• **Aim of the task**: The listing must be reproduced in full, exactly as it stands.

• **Exercise input**:
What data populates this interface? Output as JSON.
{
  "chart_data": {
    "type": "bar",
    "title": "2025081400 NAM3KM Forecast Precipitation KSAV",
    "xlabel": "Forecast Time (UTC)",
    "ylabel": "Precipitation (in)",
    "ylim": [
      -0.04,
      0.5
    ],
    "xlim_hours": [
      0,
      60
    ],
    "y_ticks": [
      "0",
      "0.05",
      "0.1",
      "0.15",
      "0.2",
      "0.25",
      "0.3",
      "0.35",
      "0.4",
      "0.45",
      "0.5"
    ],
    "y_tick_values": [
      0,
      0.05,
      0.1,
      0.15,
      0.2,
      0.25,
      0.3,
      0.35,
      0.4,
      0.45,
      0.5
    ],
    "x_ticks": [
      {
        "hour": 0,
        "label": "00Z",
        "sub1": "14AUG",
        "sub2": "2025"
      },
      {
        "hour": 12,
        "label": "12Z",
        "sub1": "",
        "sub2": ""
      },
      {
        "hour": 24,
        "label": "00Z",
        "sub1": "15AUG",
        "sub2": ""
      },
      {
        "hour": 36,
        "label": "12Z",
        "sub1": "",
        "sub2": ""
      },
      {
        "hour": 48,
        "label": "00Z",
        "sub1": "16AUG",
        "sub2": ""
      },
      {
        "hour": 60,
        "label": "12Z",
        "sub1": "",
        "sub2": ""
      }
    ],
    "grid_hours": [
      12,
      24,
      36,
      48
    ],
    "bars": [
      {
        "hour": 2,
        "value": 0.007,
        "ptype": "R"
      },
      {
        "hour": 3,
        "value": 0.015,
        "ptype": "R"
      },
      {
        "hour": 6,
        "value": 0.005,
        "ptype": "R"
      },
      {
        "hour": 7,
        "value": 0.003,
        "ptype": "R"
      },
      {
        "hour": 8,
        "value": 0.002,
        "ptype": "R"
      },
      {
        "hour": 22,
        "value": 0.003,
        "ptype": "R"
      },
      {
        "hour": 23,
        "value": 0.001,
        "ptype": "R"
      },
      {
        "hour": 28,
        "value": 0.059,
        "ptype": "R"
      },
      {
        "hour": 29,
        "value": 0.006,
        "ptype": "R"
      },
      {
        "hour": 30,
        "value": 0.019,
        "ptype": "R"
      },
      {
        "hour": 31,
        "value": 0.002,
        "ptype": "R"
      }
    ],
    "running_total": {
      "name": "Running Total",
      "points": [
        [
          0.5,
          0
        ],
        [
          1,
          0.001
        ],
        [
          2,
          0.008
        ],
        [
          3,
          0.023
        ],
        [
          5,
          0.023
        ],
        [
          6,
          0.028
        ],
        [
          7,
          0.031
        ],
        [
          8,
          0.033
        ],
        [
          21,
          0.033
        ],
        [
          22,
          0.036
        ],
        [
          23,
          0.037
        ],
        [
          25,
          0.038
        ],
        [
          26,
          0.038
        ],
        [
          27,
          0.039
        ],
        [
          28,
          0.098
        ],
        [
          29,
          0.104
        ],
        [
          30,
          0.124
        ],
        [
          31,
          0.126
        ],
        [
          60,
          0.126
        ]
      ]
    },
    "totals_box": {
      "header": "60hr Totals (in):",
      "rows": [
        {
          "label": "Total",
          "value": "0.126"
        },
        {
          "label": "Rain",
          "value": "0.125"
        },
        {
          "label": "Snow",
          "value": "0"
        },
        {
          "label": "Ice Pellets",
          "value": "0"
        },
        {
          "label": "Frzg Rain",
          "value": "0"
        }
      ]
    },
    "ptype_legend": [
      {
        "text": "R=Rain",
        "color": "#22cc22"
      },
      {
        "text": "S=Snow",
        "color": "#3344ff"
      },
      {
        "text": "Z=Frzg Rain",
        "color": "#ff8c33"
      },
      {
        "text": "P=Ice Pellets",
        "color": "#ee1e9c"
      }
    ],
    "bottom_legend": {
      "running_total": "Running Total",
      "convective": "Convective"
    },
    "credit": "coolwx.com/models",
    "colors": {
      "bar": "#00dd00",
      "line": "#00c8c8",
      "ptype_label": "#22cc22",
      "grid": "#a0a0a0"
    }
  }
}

• **Solution**:
What data populates this interface? Output as JSON.
{
  "chart_data": {
    "type": "bar",
    "title": "2025081400 NAM3KM Forecast Precipitation KSAV",
    "xlabel": "Forecast Time (UTC)",
    "ylabel": "Precipitation (in)",
    "ylim": [
      -0.04,
      0.5
    ],
    "xlim_hours": [
      0,
      60
    ],
    "y_ticks": [
      "0",
      "0.05",
      "0.1",
      "0.15",
      "0.2",
      "0.25",
      "0.3",
      "0.35",
      "0.4",
      "0.45",
      "0.5"
    ],
    "y_tick_values": [
      0,
      0.05,
      0.1,
      0.15,
      0.2,
      0.25,
      0.3,
      0.35,
      0.4,
      0.45,
      0.5
    ],
    "x_ticks": [
      {
        "hour": 0,
        "label": "00Z",
        "sub1": "14AUG",
        "sub2": "2025"
      },
      {
        "hour": 12,
        "label": "12Z",
        "sub1": "",
        "sub2": ""
      },
      {
        "hour": 24,
        "label": "00Z",
        "sub1": "15AUG",
        "sub2": ""
      },
      {
        "hour": 36,
        "label": "12Z",
        "sub1": "",
        "sub2": ""
      },
      {
        "hour": 48,
        "label": "00Z",
        "sub1": "16AUG",
        "sub2": ""
      },
      {
        "hour": 60,
        "label": "12Z",
        "sub1": "",
        "sub2": ""
      }
    ],
    "grid_hours": [
      12,
      24,
      36,
      48
    ],
    "bars": [
      {
        "hour": 2,
        "value": 0.007,
        "ptype": "R"
      },
      {
        "hour": 3,
        "value": 0.015,
        "ptype": "R"
      },
      {
        "hour": 6,
        "value": 0.005,
        "ptype": "R"
      },
      {
        "hour": 7,
        "value": 0.003,
        "ptype": "R"
      },
      {
        "hour": 8,
        "value": 0.002,
        "ptype": "R"
      },
      {
        "hour": 22,
        "value": 0.003,
        "ptype": "R"
      },
      {
        "hour": 23,
        "value": 0.001,
        "ptype": "R"
      },
      {
        "hour": 28,
        "value": 0.059,
        "ptype": "R"
      },
      {
        "hour": 29,
        "value": 0.006,
        "ptype": "R"
      },
      {
        "hour": 30,
        "value": 0.019,
        "ptype": "R"
      },
      {
        "hour": 31,
        "value": 0.002,
        "ptype": "R"
      }
    ],
    "running_total": {
      "name": "Running Total",
      "points": [
        [
          0.5,
          0
        ],
        [
          1,
          0.001
        ],
        [
          2,
          0.008
        ],
        [
          3,
          0.023
        ],
        [
          5,
          0.023
        ],
        [
          6,
          0.028
        ],
        [
          7,
          0.031
        ],
        [
          8,
          0.033
        ],
        [
          21,
          0.033
        ],
        [
          22,
          0.036
        ],
        [
          23,
          0.037
        ],
        [
          25,
          0.038
        ],
        [
          26,
          0.038
        ],
        [
          27,
          0.039
        ],
        [
          28,
          0.098
        ],
        [
          29,
          0.104
        ],
        [
          30,
          0.124
        ],
        [
          31,
          0.126
        ],
        [
          60,
          0.126
        ]
      ]
    },
    "totals_box": {
      "header": "60hr Totals (in):",
      "rows": [
        {
          "label": "Total",
          "value": "0.126"
        },
        {
          "label": "Rain",
          "value": "0.125"
        },
        {
          "label": "Snow",
          "value": "0"
        },
        {
          "label": "Ice Pellets",
          "value": "0"
        },
        {
          "label": "Frzg Rain",
          "value": "0"
        }
      ]
    },
    "ptype_legend": [
      {
        "text": "R=Rain",
        "color": "#22cc22"
      },
      {
        "text": "S=Snow",
        "color": "#3344ff"
      },
      {
        "text": "Z=Frzg Rain",
        "color": "#ff8c33"
      },
      {
        "text": "P=Ice Pellets",
        "color": "#ee1e9c"
      }
    ],
    "bottom_legend": {
      "running_total": "Running Total",
      "convective": "Convective"
    },
    "credit": "coolwx.com/models",
    "colors": {
      "bar": "#00dd00",
      "line": "#00c8c8",
      "ptype_label": "#22cc22",
      "grid": "#a0a0a0"
    }
  }
}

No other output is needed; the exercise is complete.